__EXERCISE__. Render the material again word for word, skipping the pictures in it.

==== RECORDS FOR THIS EXERCISE

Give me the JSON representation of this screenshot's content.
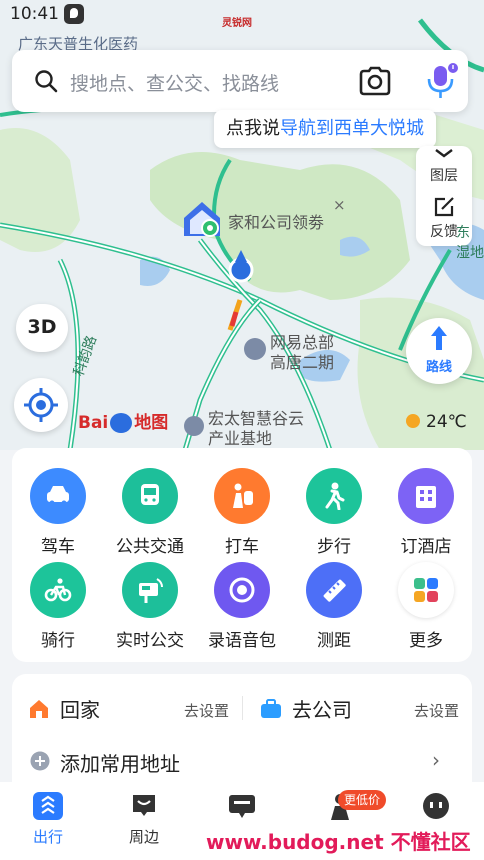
{
  "status_bar": {
    "time": "10:41"
  },
  "top_watermark": "灵锐网",
  "map": {
    "poi_top": "广东天普生化医药",
    "poi_home_company": "家和公司领劵",
    "poi_netease": [
      "网易总部",
      "高唐二期"
    ],
    "poi_hongtai": [
      "宏太智慧谷云",
      "产业基地"
    ],
    "road_label": "科韵路",
    "right_label": [
      "东",
      "湿地"
    ],
    "baidu_logo": {
      "text_left": "Bai",
      "text_right": "地图"
    },
    "weather": "24℃"
  },
  "search": {
    "placeholder": "搜地点、查公交、找路线"
  },
  "tooltip": {
    "prefix": "点我说",
    "highlight": "导航到西单大悦城"
  },
  "side_panel": {
    "layers": "图层",
    "feedback": "反馈"
  },
  "map_controls": {
    "three_d": "3D",
    "route": "路线"
  },
  "tools": [
    {
      "label": "驾车",
      "icon": "car-icon",
      "color": "#3d8bff"
    },
    {
      "label": "公共交通",
      "icon": "bus-icon",
      "color": "#1dbf9a"
    },
    {
      "label": "打车",
      "icon": "taxi-icon",
      "color": "#ff7a2f"
    },
    {
      "label": "步行",
      "icon": "walk-icon",
      "color": "#1dc49a"
    },
    {
      "label": "订酒店",
      "icon": "hotel-icon",
      "color": "#7d63f5"
    },
    {
      "label": "骑行",
      "icon": "bike-icon",
      "color": "#1dc49a"
    },
    {
      "label": "实时公交",
      "icon": "realtime-bus-icon",
      "color": "#1dbf9a"
    },
    {
      "label": "录语音包",
      "icon": "voice-pack-icon",
      "color": "#6f58f0"
    },
    {
      "label": "测距",
      "icon": "ruler-icon",
      "color": "#4d6ff7"
    },
    {
      "label": "更多",
      "icon": "more-icon",
      "color": "#ffffff"
    }
  ],
  "addresses": {
    "home": {
      "title": "回家",
      "action": "去设置"
    },
    "company": {
      "title": "去公司",
      "action": "去设置"
    },
    "add_common": "添加常用地址"
  },
  "tabs": [
    {
      "label": "出行",
      "active": true
    },
    {
      "label": "周边",
      "active": false
    },
    {
      "label": "",
      "active": false
    },
    {
      "label": "",
      "active": false
    },
    {
      "label": "",
      "active": false
    }
  ],
  "tab_badge": "更低价",
  "bottom_watermark": "www.budog.net 不懂社区",
  "colors": {
    "accent": "#2b7bff",
    "road": "#2fbf8f",
    "park": "#cfe8c4",
    "water": "#a9cdef"
  }
}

========

__WRITTEN ANSWER__.
Give me the JSON representation of this screenshot's content.
{
  "status_bar": {
    "time": "10:41"
  },
  "top_watermark": "灵锐网",
  "map": {
    "poi_top": "广东天普生化医药",
    "poi_home_company": "家和公司领劵",
    "poi_netease": [
      "网易总部",
      "高唐二期"
    ],
    "poi_hongtai": [
      "宏太智慧谷云",
      "产业基地"
    ],
    "road_label": "科韵路",
    "right_label": [
      "东",
      "湿地"
    ],
    "baidu_logo": {
      "text_left": "Bai",
      "text_right": "地图"
    },
    "weather": "24℃"
  },
  "search": {
    "placeholder": "搜地点、查公交、找路线"
  },
  "tooltip": {
    "prefix": "点我说",
    "highlight": "导航到西单大悦城"
  },
  "side_panel": {
    "layers": "图层",
    "feedback": "反馈"
  },
  "map_controls": {
    "three_d": "3D",
    "route": "路线"
  },
  "tools": [
    {
      "label": "驾车",
      "icon": "car-icon",
      "color": "#3d8bff"
    },
    {
      "label": "公共交通",
      "icon": "bus-icon",
      "color": "#1dbf9a"
    },
    {
      "label": "打车",
      "icon": "taxi-icon",
      "color": "#ff7a2f"
    },
    {
      "label": "步行",
      "icon": "walk-icon",
      "color": "#1dc49a"
    },
    {
      "label": "订酒店",
      "icon": "hotel-icon",
      "color": "#7d63f5"
    },
    {
      "label": "骑行",
      "icon": "bike-icon",
      "color": "#1dc49a"
    },
    {
      "label": "实时公交",
      "icon": "realtime-bus-icon",
      "color": "#1dbf9a"
    },
    {
      "label": "录语音包",
      "icon": "voice-pack-icon",
      "color": "#6f58f0"
    },
    {
      "label": "测距",
      "icon": "ruler-icon",
      "color": "#4d6ff7"
    },
    {
      "label": "更多",
      "icon": "more-icon",
      "color": "#ffffff"
    }
  ],
  "addresses": {
    "home": {
      "title": "回家",
      "action": "去设置"
    },
    "company": {
      "title": "去公司",
      "action": "去设置"
    },
    "add_common": "添加常用地址"
  },
  "tabs": [
    {
      "label": "出行",
      "active": true
    },
    {
      "label": "周边",
      "active": false
    },
    {
      "label": "",
      "active": false
    },
    {
      "label": "",
      "active": false
    },
    {
      "label": "",
      "active": false
    }
  ],
  "tab_badge": "更低价",
  "bottom_watermark": "www.budog.net 不懂社区",
  "colors": {
    "accent": "#2b7bff",
    "road": "#2fbf8f",
    "park": "#cfe8c4",
    "water": "#a9cdef"
  }
}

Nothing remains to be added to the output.